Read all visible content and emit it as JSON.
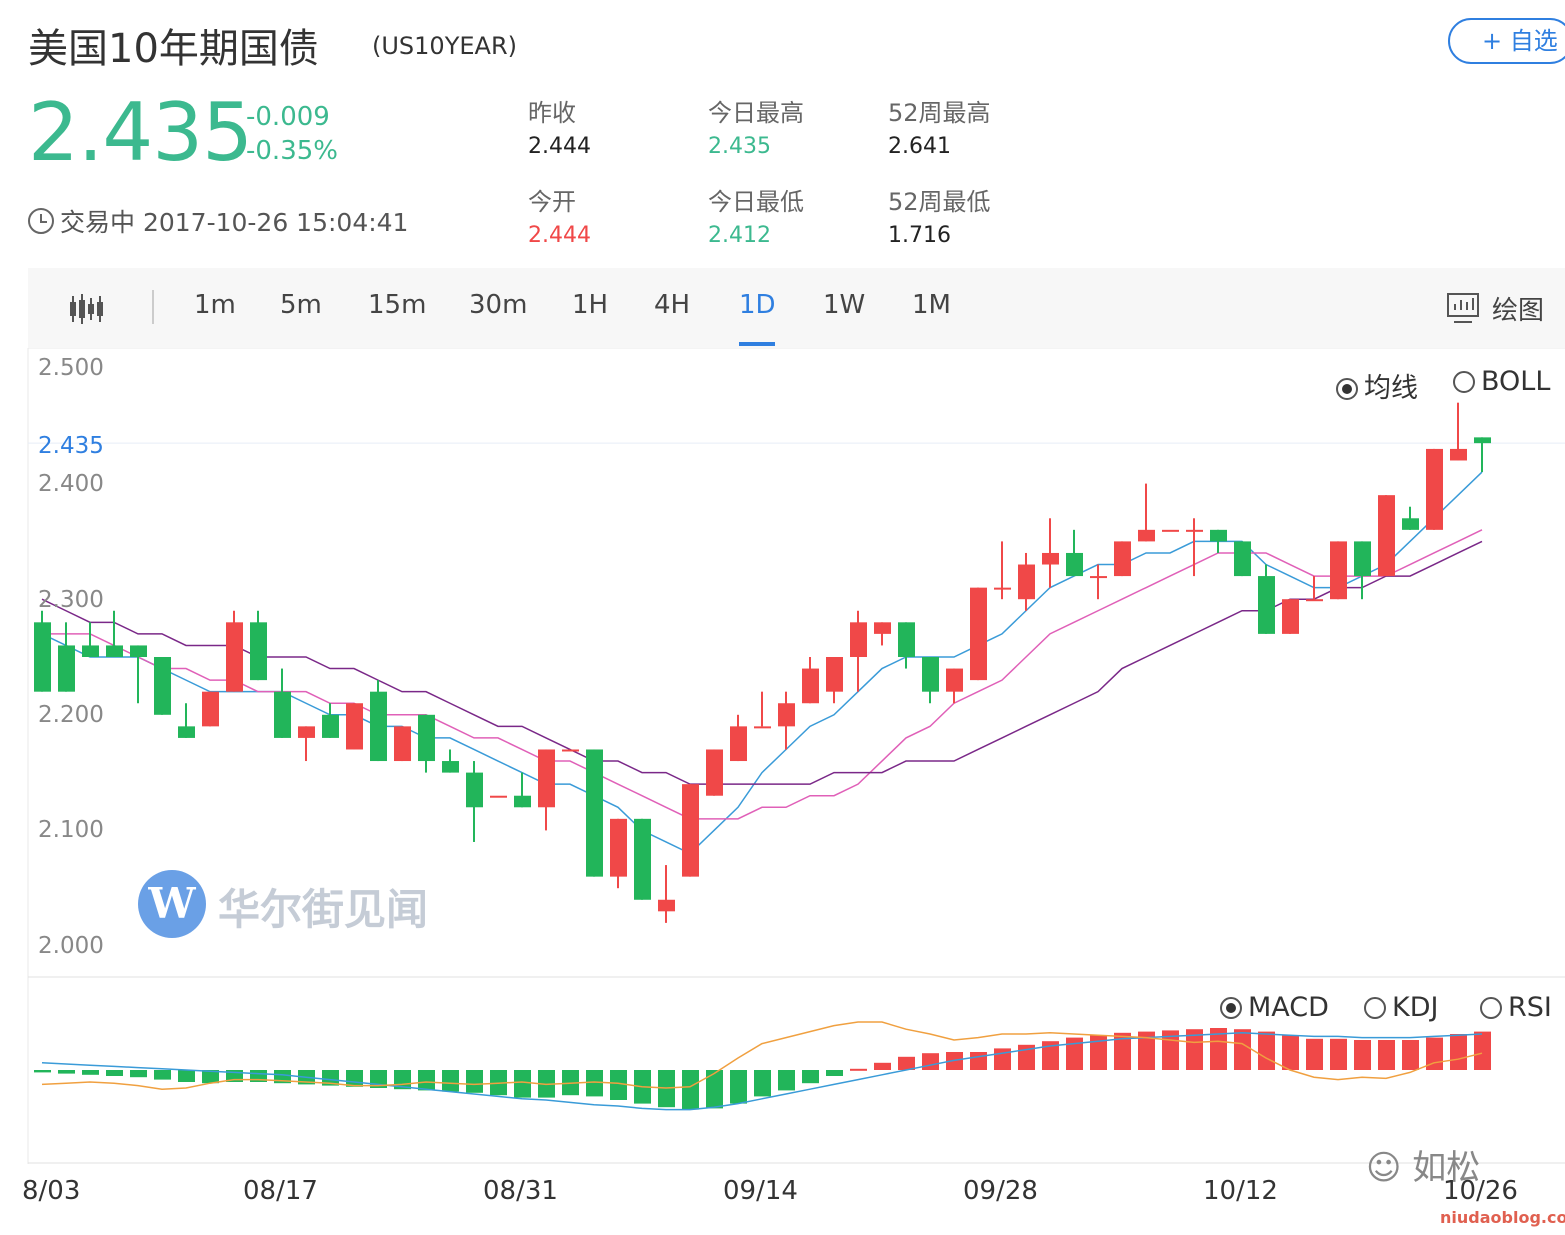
{
  "header": {
    "title": "美国10年期国债",
    "code": "(US10YEAR)",
    "watch_label": "+ 自选",
    "price": "2.435",
    "change": "-0.009",
    "change_pct": "-0.35%",
    "status_time": "交易中 2017-10-26 15:04:41",
    "colors": {
      "down": "#3cb98f",
      "up": "#f04848",
      "accent": "#2f7fe0"
    }
  },
  "stats": [
    {
      "label": "昨收",
      "value": "2.444",
      "color": "#222222"
    },
    {
      "label": "今日最高",
      "value": "2.435",
      "color": "#3cb98f"
    },
    {
      "label": "52周最高",
      "value": "2.641",
      "color": "#222222"
    },
    {
      "label": "今开",
      "value": "2.444",
      "color": "#f04848"
    },
    {
      "label": "今日最低",
      "value": "2.412",
      "color": "#3cb98f"
    },
    {
      "label": "52周最低",
      "value": "1.716",
      "color": "#222222"
    }
  ],
  "toolbar": {
    "chart_icon": "candlestick-icon",
    "periods": [
      "1m",
      "5m",
      "15m",
      "30m",
      "1H",
      "4H",
      "1D",
      "1W",
      "1M"
    ],
    "active_period": "1D",
    "draw_label": "绘图",
    "draw_icon": "drawing-icon"
  },
  "overlay_options": {
    "ma": "均线",
    "boll": "BOLL",
    "selected": "均线"
  },
  "indicator_options": {
    "macd": "MACD",
    "kdj": "KDJ",
    "rsi": "RSI",
    "selected": "MACD"
  },
  "watermark": "华尔街见闻",
  "wechat_label": "如松",
  "site_label": "niudaoblog.com",
  "chart_data": {
    "type": "candlestick",
    "ylim": [
      2.0,
      2.5
    ],
    "y_ticks": [
      "2.500",
      "2.400",
      "2.300",
      "2.200",
      "2.100",
      "2.000"
    ],
    "last_price_label": "2.435",
    "x_tick_labels": [
      "8/03",
      "08/17",
      "08/31",
      "09/14",
      "09/28",
      "10/12",
      "10/26"
    ],
    "x_tick_indices": [
      0,
      10,
      20,
      30,
      40,
      50,
      60
    ],
    "candles": [
      [
        2.28,
        2.22,
        2.29,
        2.22
      ],
      [
        2.26,
        2.22,
        2.28,
        2.22
      ],
      [
        2.26,
        2.25,
        2.28,
        2.25
      ],
      [
        2.26,
        2.25,
        2.29,
        2.25
      ],
      [
        2.26,
        2.25,
        2.26,
        2.21
      ],
      [
        2.25,
        2.2,
        2.25,
        2.2
      ],
      [
        2.19,
        2.18,
        2.21,
        2.18
      ],
      [
        2.19,
        2.22,
        2.22,
        2.19
      ],
      [
        2.22,
        2.28,
        2.29,
        2.22
      ],
      [
        2.28,
        2.23,
        2.29,
        2.23
      ],
      [
        2.22,
        2.18,
        2.24,
        2.18
      ],
      [
        2.18,
        2.19,
        2.19,
        2.16
      ],
      [
        2.2,
        2.18,
        2.21,
        2.18
      ],
      [
        2.17,
        2.21,
        2.21,
        2.17
      ],
      [
        2.22,
        2.16,
        2.23,
        2.16
      ],
      [
        2.16,
        2.19,
        2.19,
        2.16
      ],
      [
        2.2,
        2.16,
        2.2,
        2.15
      ],
      [
        2.16,
        2.15,
        2.17,
        2.15
      ],
      [
        2.15,
        2.12,
        2.16,
        2.09
      ],
      [
        2.13,
        2.13,
        2.13,
        2.13
      ],
      [
        2.13,
        2.12,
        2.15,
        2.12
      ],
      [
        2.12,
        2.17,
        2.17,
        2.1
      ],
      [
        2.17,
        2.17,
        2.17,
        2.17
      ],
      [
        2.17,
        2.06,
        2.17,
        2.06
      ],
      [
        2.06,
        2.11,
        2.11,
        2.05
      ],
      [
        2.11,
        2.04,
        2.11,
        2.04
      ],
      [
        2.03,
        2.04,
        2.07,
        2.02
      ],
      [
        2.06,
        2.14,
        2.14,
        2.06
      ],
      [
        2.13,
        2.17,
        2.17,
        2.13
      ],
      [
        2.16,
        2.19,
        2.2,
        2.16
      ],
      [
        2.19,
        2.19,
        2.22,
        2.19
      ],
      [
        2.19,
        2.21,
        2.22,
        2.17
      ],
      [
        2.21,
        2.24,
        2.25,
        2.21
      ],
      [
        2.22,
        2.25,
        2.25,
        2.21
      ],
      [
        2.25,
        2.28,
        2.29,
        2.22
      ],
      [
        2.27,
        2.28,
        2.28,
        2.26
      ],
      [
        2.28,
        2.25,
        2.28,
        2.24
      ],
      [
        2.25,
        2.22,
        2.25,
        2.21
      ],
      [
        2.22,
        2.24,
        2.24,
        2.21
      ],
      [
        2.23,
        2.31,
        2.31,
        2.23
      ],
      [
        2.31,
        2.31,
        2.35,
        2.3
      ],
      [
        2.3,
        2.33,
        2.34,
        2.29
      ],
      [
        2.33,
        2.34,
        2.37,
        2.31
      ],
      [
        2.34,
        2.32,
        2.36,
        2.32
      ],
      [
        2.32,
        2.32,
        2.33,
        2.3
      ],
      [
        2.32,
        2.35,
        2.35,
        2.32
      ],
      [
        2.35,
        2.36,
        2.4,
        2.35
      ],
      [
        2.36,
        2.36,
        2.36,
        2.36
      ],
      [
        2.36,
        2.36,
        2.37,
        2.32
      ],
      [
        2.36,
        2.35,
        2.36,
        2.34
      ],
      [
        2.35,
        2.32,
        2.35,
        2.32
      ],
      [
        2.32,
        2.27,
        2.33,
        2.27
      ],
      [
        2.27,
        2.3,
        2.3,
        2.27
      ],
      [
        2.3,
        2.3,
        2.32,
        2.3
      ],
      [
        2.3,
        2.35,
        2.35,
        2.3
      ],
      [
        2.35,
        2.32,
        2.35,
        2.3
      ],
      [
        2.32,
        2.39,
        2.39,
        2.32
      ],
      [
        2.37,
        2.36,
        2.38,
        2.36
      ],
      [
        2.36,
        2.43,
        2.43,
        2.36
      ],
      [
        2.42,
        2.43,
        2.47,
        2.42
      ],
      [
        2.44,
        2.435,
        2.44,
        2.41
      ]
    ],
    "ma_series": [
      {
        "color": "#3a9bd8",
        "values": [
          2.27,
          2.26,
          2.25,
          2.25,
          2.25,
          2.24,
          2.23,
          2.22,
          2.22,
          2.22,
          2.22,
          2.21,
          2.2,
          2.2,
          2.19,
          2.19,
          2.18,
          2.18,
          2.17,
          2.16,
          2.15,
          2.14,
          2.14,
          2.13,
          2.12,
          2.1,
          2.09,
          2.08,
          2.1,
          2.12,
          2.15,
          2.17,
          2.19,
          2.2,
          2.22,
          2.24,
          2.25,
          2.25,
          2.25,
          2.26,
          2.27,
          2.29,
          2.31,
          2.32,
          2.33,
          2.33,
          2.34,
          2.34,
          2.35,
          2.35,
          2.35,
          2.33,
          2.32,
          2.31,
          2.31,
          2.32,
          2.33,
          2.35,
          2.37,
          2.39,
          2.41
        ]
      },
      {
        "color": "#e060b8",
        "values": [
          2.27,
          2.27,
          2.27,
          2.26,
          2.25,
          2.24,
          2.24,
          2.23,
          2.23,
          2.22,
          2.22,
          2.22,
          2.21,
          2.21,
          2.2,
          2.2,
          2.2,
          2.19,
          2.18,
          2.18,
          2.17,
          2.16,
          2.16,
          2.15,
          2.14,
          2.13,
          2.12,
          2.11,
          2.11,
          2.11,
          2.12,
          2.12,
          2.13,
          2.13,
          2.14,
          2.16,
          2.18,
          2.19,
          2.21,
          2.22,
          2.23,
          2.25,
          2.27,
          2.28,
          2.29,
          2.3,
          2.31,
          2.32,
          2.33,
          2.34,
          2.34,
          2.34,
          2.33,
          2.32,
          2.32,
          2.32,
          2.32,
          2.33,
          2.34,
          2.35,
          2.36
        ]
      },
      {
        "color": "#7a2888",
        "values": [
          2.3,
          2.29,
          2.28,
          2.28,
          2.27,
          2.27,
          2.26,
          2.26,
          2.26,
          2.25,
          2.25,
          2.25,
          2.24,
          2.24,
          2.23,
          2.22,
          2.22,
          2.21,
          2.2,
          2.19,
          2.19,
          2.18,
          2.17,
          2.16,
          2.16,
          2.15,
          2.15,
          2.14,
          2.14,
          2.14,
          2.14,
          2.14,
          2.14,
          2.15,
          2.15,
          2.15,
          2.16,
          2.16,
          2.16,
          2.17,
          2.18,
          2.19,
          2.2,
          2.21,
          2.22,
          2.24,
          2.25,
          2.26,
          2.27,
          2.28,
          2.29,
          2.29,
          2.3,
          2.3,
          2.31,
          2.31,
          2.32,
          2.32,
          2.33,
          2.34,
          2.35
        ]
      }
    ],
    "macd": {
      "histogram": [
        -0.002,
        -0.003,
        -0.004,
        -0.005,
        -0.006,
        -0.008,
        -0.01,
        -0.011,
        -0.01,
        -0.01,
        -0.011,
        -0.012,
        -0.013,
        -0.014,
        -0.015,
        -0.016,
        -0.017,
        -0.018,
        -0.019,
        -0.021,
        -0.023,
        -0.023,
        -0.021,
        -0.022,
        -0.025,
        -0.028,
        -0.031,
        -0.033,
        -0.032,
        -0.028,
        -0.022,
        -0.017,
        -0.011,
        -0.005,
        0.001,
        0.006,
        0.011,
        0.014,
        0.015,
        0.015,
        0.018,
        0.021,
        0.024,
        0.027,
        0.029,
        0.031,
        0.032,
        0.033,
        0.034,
        0.035,
        0.034,
        0.032,
        0.029,
        0.026,
        0.026,
        0.025,
        0.025,
        0.025,
        0.027,
        0.03,
        0.032
      ],
      "dif": [
        0.006,
        0.005,
        0.004,
        0.003,
        0.002,
        0.001,
        0.0,
        -0.001,
        -0.002,
        -0.003,
        -0.004,
        -0.006,
        -0.008,
        -0.01,
        -0.012,
        -0.014,
        -0.016,
        -0.018,
        -0.02,
        -0.022,
        -0.024,
        -0.025,
        -0.027,
        -0.029,
        -0.03,
        -0.032,
        -0.033,
        -0.033,
        -0.031,
        -0.028,
        -0.024,
        -0.02,
        -0.016,
        -0.012,
        -0.008,
        -0.004,
        0.0,
        0.004,
        0.008,
        0.011,
        0.014,
        0.017,
        0.02,
        0.022,
        0.024,
        0.026,
        0.027,
        0.028,
        0.029,
        0.03,
        0.031,
        0.03,
        0.029,
        0.028,
        0.028,
        0.027,
        0.027,
        0.027,
        0.028,
        0.029,
        0.03
      ],
      "dea": [
        -0.012,
        -0.011,
        -0.01,
        -0.011,
        -0.013,
        -0.016,
        -0.015,
        -0.011,
        -0.008,
        -0.008,
        -0.009,
        -0.01,
        -0.011,
        -0.013,
        -0.013,
        -0.012,
        -0.01,
        -0.011,
        -0.012,
        -0.011,
        -0.01,
        -0.012,
        -0.011,
        -0.01,
        -0.011,
        -0.014,
        -0.015,
        -0.014,
        -0.003,
        0.01,
        0.022,
        0.027,
        0.032,
        0.037,
        0.04,
        0.04,
        0.034,
        0.03,
        0.025,
        0.027,
        0.03,
        0.03,
        0.031,
        0.03,
        0.029,
        0.028,
        0.027,
        0.025,
        0.023,
        0.024,
        0.022,
        0.01,
        0.0,
        -0.006,
        -0.008,
        -0.006,
        -0.007,
        -0.002,
        0.006,
        0.009,
        0.014
      ],
      "dif_color": "#3a9bd8",
      "dea_color": "#f0a040"
    }
  }
}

##########

• _TO DO_
Count the lines that hold the string "icon" and state that number alone.

• _FINAL RESULT_
2